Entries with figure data

====================

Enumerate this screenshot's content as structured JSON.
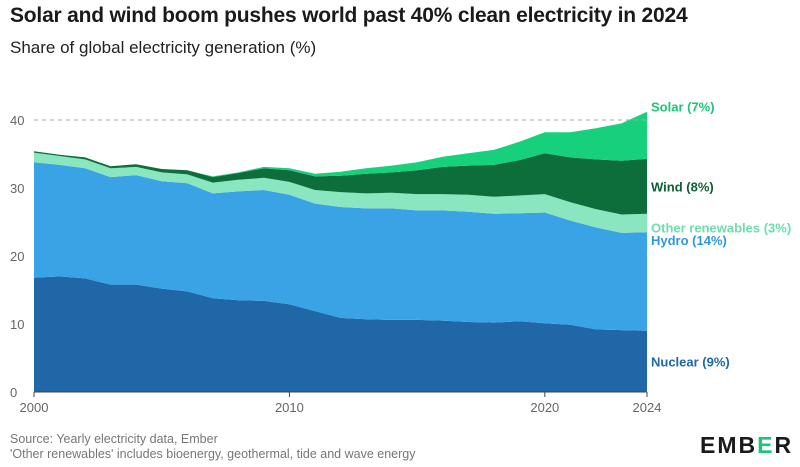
{
  "title": "Solar and wind boom pushes world past 40% clean electricity in 2024",
  "subtitle": "Share of global electricity generation (%)",
  "source_line1": "Source: Yearly electricity data, Ember",
  "source_line2": "'Other renewables' includes bioenergy, geothermal, tide and wave energy",
  "logo": {
    "part1": "EMB",
    "part2": "E",
    "part3": "R"
  },
  "colors": {
    "nuclear": "#1f67a6",
    "hydro": "#39a3e6",
    "other_renewables": "#8ae6be",
    "wind": "#0d6e3b",
    "solar": "#17d07c",
    "reference_line": "#aaaaaa"
  },
  "chart_data": {
    "type": "area",
    "stacked": true,
    "title": "Solar and wind boom pushes world past 40% clean electricity in 2024",
    "subtitle": "Share of global electricity generation (%)",
    "xlabel": "",
    "ylabel": "",
    "x": [
      2000,
      2001,
      2002,
      2003,
      2004,
      2005,
      2006,
      2007,
      2008,
      2009,
      2010,
      2011,
      2012,
      2013,
      2014,
      2015,
      2016,
      2017,
      2018,
      2019,
      2020,
      2021,
      2022,
      2023,
      2024
    ],
    "xlim": [
      2000,
      2024
    ],
    "ylim": [
      0,
      45
    ],
    "x_ticks": [
      2000,
      2010,
      2020,
      2024
    ],
    "y_ticks": [
      0,
      10,
      20,
      30,
      40
    ],
    "reference_line": 40,
    "grid": false,
    "series": [
      {
        "name": "Nuclear",
        "label": "Nuclear (9%)",
        "color_key": "nuclear",
        "values": [
          16.8,
          17.0,
          16.7,
          15.8,
          15.8,
          15.2,
          14.8,
          13.8,
          13.5,
          13.4,
          12.9,
          11.9,
          10.9,
          10.7,
          10.6,
          10.6,
          10.5,
          10.3,
          10.2,
          10.4,
          10.1,
          9.9,
          9.2,
          9.1,
          9.0
        ]
      },
      {
        "name": "Hydro",
        "label": "Hydro (14%)",
        "color_key": "hydro",
        "values": [
          17.0,
          16.4,
          16.2,
          15.8,
          16.1,
          15.8,
          15.9,
          15.4,
          16.0,
          16.3,
          16.1,
          15.8,
          16.3,
          16.3,
          16.4,
          16.1,
          16.2,
          16.2,
          16.0,
          15.9,
          16.3,
          15.3,
          15.0,
          14.3,
          14.5
        ]
      },
      {
        "name": "Other renewables",
        "label": "Other renewables (3%)",
        "color_key": "other_renewables",
        "values": [
          1.4,
          1.3,
          1.3,
          1.3,
          1.2,
          1.3,
          1.3,
          1.6,
          1.7,
          1.8,
          1.9,
          2.0,
          2.2,
          2.2,
          2.3,
          2.4,
          2.4,
          2.5,
          2.5,
          2.6,
          2.7,
          2.7,
          2.7,
          2.7,
          2.7
        ]
      },
      {
        "name": "Wind",
        "label": "Wind (8%)",
        "color_key": "wind",
        "values": [
          0.2,
          0.2,
          0.3,
          0.3,
          0.4,
          0.5,
          0.6,
          0.8,
          1.0,
          1.4,
          1.7,
          2.0,
          2.4,
          2.9,
          3.0,
          3.5,
          4.0,
          4.3,
          4.7,
          5.2,
          6.0,
          6.6,
          7.3,
          7.9,
          8.1
        ]
      },
      {
        "name": "Solar",
        "label": "Solar (7%)",
        "color_key": "solar",
        "values": [
          0.0,
          0.0,
          0.0,
          0.0,
          0.0,
          0.0,
          0.0,
          0.1,
          0.1,
          0.2,
          0.3,
          0.4,
          0.6,
          0.8,
          1.0,
          1.2,
          1.5,
          1.8,
          2.2,
          2.7,
          3.1,
          3.7,
          4.6,
          5.5,
          6.9
        ]
      }
    ]
  }
}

====================

→ **WHAT YOU HAVE TO DO**: From the material above, reproduce everything verbatim except the pictures.

→ **COMPLETED EXERCISE**:
Enumerate this screenshot's content as structured JSON.
{
  "title": "Solar and wind boom pushes world past 40% clean electricity in 2024",
  "subtitle": "Share of global electricity generation (%)",
  "source_line1": "Source: Yearly electricity data, Ember",
  "source_line2": "'Other renewables' includes bioenergy, geothermal, tide and wave energy",
  "logo": {
    "part1": "EMB",
    "part2": "E",
    "part3": "R"
  },
  "colors": {
    "nuclear": "#1f67a6",
    "hydro": "#39a3e6",
    "other_renewables": "#8ae6be",
    "wind": "#0d6e3b",
    "solar": "#17d07c",
    "reference_line": "#aaaaaa"
  },
  "chart_data": {
    "type": "area",
    "stacked": true,
    "title": "Solar and wind boom pushes world past 40% clean electricity in 2024",
    "subtitle": "Share of global electricity generation (%)",
    "xlabel": "",
    "ylabel": "",
    "x": [
      2000,
      2001,
      2002,
      2003,
      2004,
      2005,
      2006,
      2007,
      2008,
      2009,
      2010,
      2011,
      2012,
      2013,
      2014,
      2015,
      2016,
      2017,
      2018,
      2019,
      2020,
      2021,
      2022,
      2023,
      2024
    ],
    "xlim": [
      2000,
      2024
    ],
    "ylim": [
      0,
      45
    ],
    "x_ticks": [
      2000,
      2010,
      2020,
      2024
    ],
    "y_ticks": [
      0,
      10,
      20,
      30,
      40
    ],
    "reference_line": 40,
    "grid": false,
    "series": [
      {
        "name": "Nuclear",
        "label": "Nuclear (9%)",
        "color_key": "nuclear",
        "values": [
          16.8,
          17.0,
          16.7,
          15.8,
          15.8,
          15.2,
          14.8,
          13.8,
          13.5,
          13.4,
          12.9,
          11.9,
          10.9,
          10.7,
          10.6,
          10.6,
          10.5,
          10.3,
          10.2,
          10.4,
          10.1,
          9.9,
          9.2,
          9.1,
          9.0
        ]
      },
      {
        "name": "Hydro",
        "label": "Hydro (14%)",
        "color_key": "hydro",
        "values": [
          17.0,
          16.4,
          16.2,
          15.8,
          16.1,
          15.8,
          15.9,
          15.4,
          16.0,
          16.3,
          16.1,
          15.8,
          16.3,
          16.3,
          16.4,
          16.1,
          16.2,
          16.2,
          16.0,
          15.9,
          16.3,
          15.3,
          15.0,
          14.3,
          14.5
        ]
      },
      {
        "name": "Other renewables",
        "label": "Other renewables (3%)",
        "color_key": "other_renewables",
        "values": [
          1.4,
          1.3,
          1.3,
          1.3,
          1.2,
          1.3,
          1.3,
          1.6,
          1.7,
          1.8,
          1.9,
          2.0,
          2.2,
          2.2,
          2.3,
          2.4,
          2.4,
          2.5,
          2.5,
          2.6,
          2.7,
          2.7,
          2.7,
          2.7,
          2.7
        ]
      },
      {
        "name": "Wind",
        "label": "Wind (8%)",
        "color_key": "wind",
        "values": [
          0.2,
          0.2,
          0.3,
          0.3,
          0.4,
          0.5,
          0.6,
          0.8,
          1.0,
          1.4,
          1.7,
          2.0,
          2.4,
          2.9,
          3.0,
          3.5,
          4.0,
          4.3,
          4.7,
          5.2,
          6.0,
          6.6,
          7.3,
          7.9,
          8.1
        ]
      },
      {
        "name": "Solar",
        "label": "Solar (7%)",
        "color_key": "solar",
        "values": [
          0.0,
          0.0,
          0.0,
          0.0,
          0.0,
          0.0,
          0.0,
          0.1,
          0.1,
          0.2,
          0.3,
          0.4,
          0.6,
          0.8,
          1.0,
          1.2,
          1.5,
          1.8,
          2.2,
          2.7,
          3.1,
          3.7,
          4.6,
          5.5,
          6.9
        ]
      }
    ]
  }
}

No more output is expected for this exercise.